Data items:
_ _ _ _ _ _ _
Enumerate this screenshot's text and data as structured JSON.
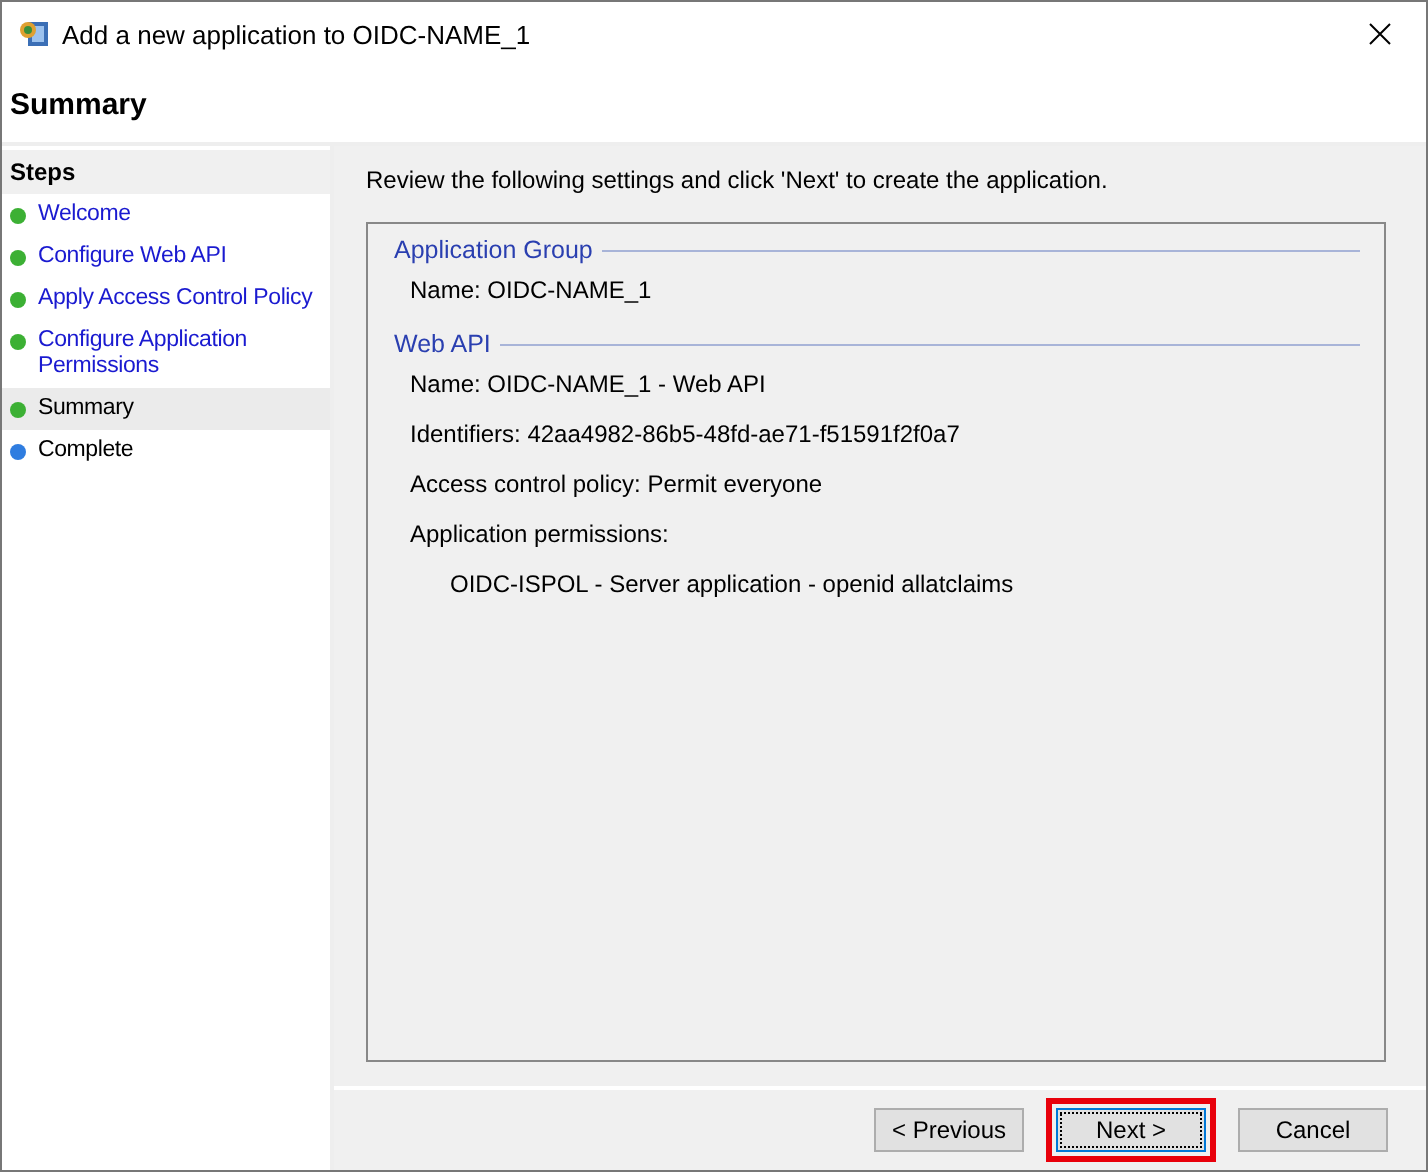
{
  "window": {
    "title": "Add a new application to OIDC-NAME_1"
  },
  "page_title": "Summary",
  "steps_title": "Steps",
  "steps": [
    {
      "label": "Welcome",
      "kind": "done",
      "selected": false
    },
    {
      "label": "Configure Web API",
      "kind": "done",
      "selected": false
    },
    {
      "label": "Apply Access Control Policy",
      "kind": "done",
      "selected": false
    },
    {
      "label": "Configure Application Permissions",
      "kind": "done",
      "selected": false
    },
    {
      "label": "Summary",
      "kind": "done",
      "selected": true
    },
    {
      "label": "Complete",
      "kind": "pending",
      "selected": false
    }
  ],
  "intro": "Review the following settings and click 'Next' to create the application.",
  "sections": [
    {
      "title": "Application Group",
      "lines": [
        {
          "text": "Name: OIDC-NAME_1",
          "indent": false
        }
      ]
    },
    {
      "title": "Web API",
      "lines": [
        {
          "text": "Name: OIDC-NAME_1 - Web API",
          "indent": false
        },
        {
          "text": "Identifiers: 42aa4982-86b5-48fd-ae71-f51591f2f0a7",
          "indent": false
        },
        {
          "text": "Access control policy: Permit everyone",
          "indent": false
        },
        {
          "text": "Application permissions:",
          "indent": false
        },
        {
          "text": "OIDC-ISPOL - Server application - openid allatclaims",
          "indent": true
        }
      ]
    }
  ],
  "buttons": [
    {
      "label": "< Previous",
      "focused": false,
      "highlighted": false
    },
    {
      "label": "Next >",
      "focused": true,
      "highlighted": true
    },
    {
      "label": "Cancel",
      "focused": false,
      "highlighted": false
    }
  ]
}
_ _ _ _ _ _ _
§ **Goal**:
Without the pictures, write out all of the material exactly.

§ **Result for this exercise**:
Enumerate this screenshot's text and data as structured JSON.
{
  "window": {
    "title": "Add a new application to OIDC-NAME_1"
  },
  "page_title": "Summary",
  "steps_title": "Steps",
  "steps": [
    {
      "label": "Welcome",
      "kind": "done",
      "selected": false
    },
    {
      "label": "Configure Web API",
      "kind": "done",
      "selected": false
    },
    {
      "label": "Apply Access Control Policy",
      "kind": "done",
      "selected": false
    },
    {
      "label": "Configure Application Permissions",
      "kind": "done",
      "selected": false
    },
    {
      "label": "Summary",
      "kind": "done",
      "selected": true
    },
    {
      "label": "Complete",
      "kind": "pending",
      "selected": false
    }
  ],
  "intro": "Review the following settings and click 'Next' to create the application.",
  "sections": [
    {
      "title": "Application Group",
      "lines": [
        {
          "text": "Name: OIDC-NAME_1",
          "indent": false
        }
      ]
    },
    {
      "title": "Web API",
      "lines": [
        {
          "text": "Name: OIDC-NAME_1 - Web API",
          "indent": false
        },
        {
          "text": "Identifiers: 42aa4982-86b5-48fd-ae71-f51591f2f0a7",
          "indent": false
        },
        {
          "text": "Access control policy: Permit everyone",
          "indent": false
        },
        {
          "text": "Application permissions:",
          "indent": false
        },
        {
          "text": "OIDC-ISPOL - Server application - openid allatclaims",
          "indent": true
        }
      ]
    }
  ],
  "buttons": [
    {
      "label": "< Previous",
      "focused": false,
      "highlighted": false
    },
    {
      "label": "Next >",
      "focused": true,
      "highlighted": true
    },
    {
      "label": "Cancel",
      "focused": false,
      "highlighted": false
    }
  ]
}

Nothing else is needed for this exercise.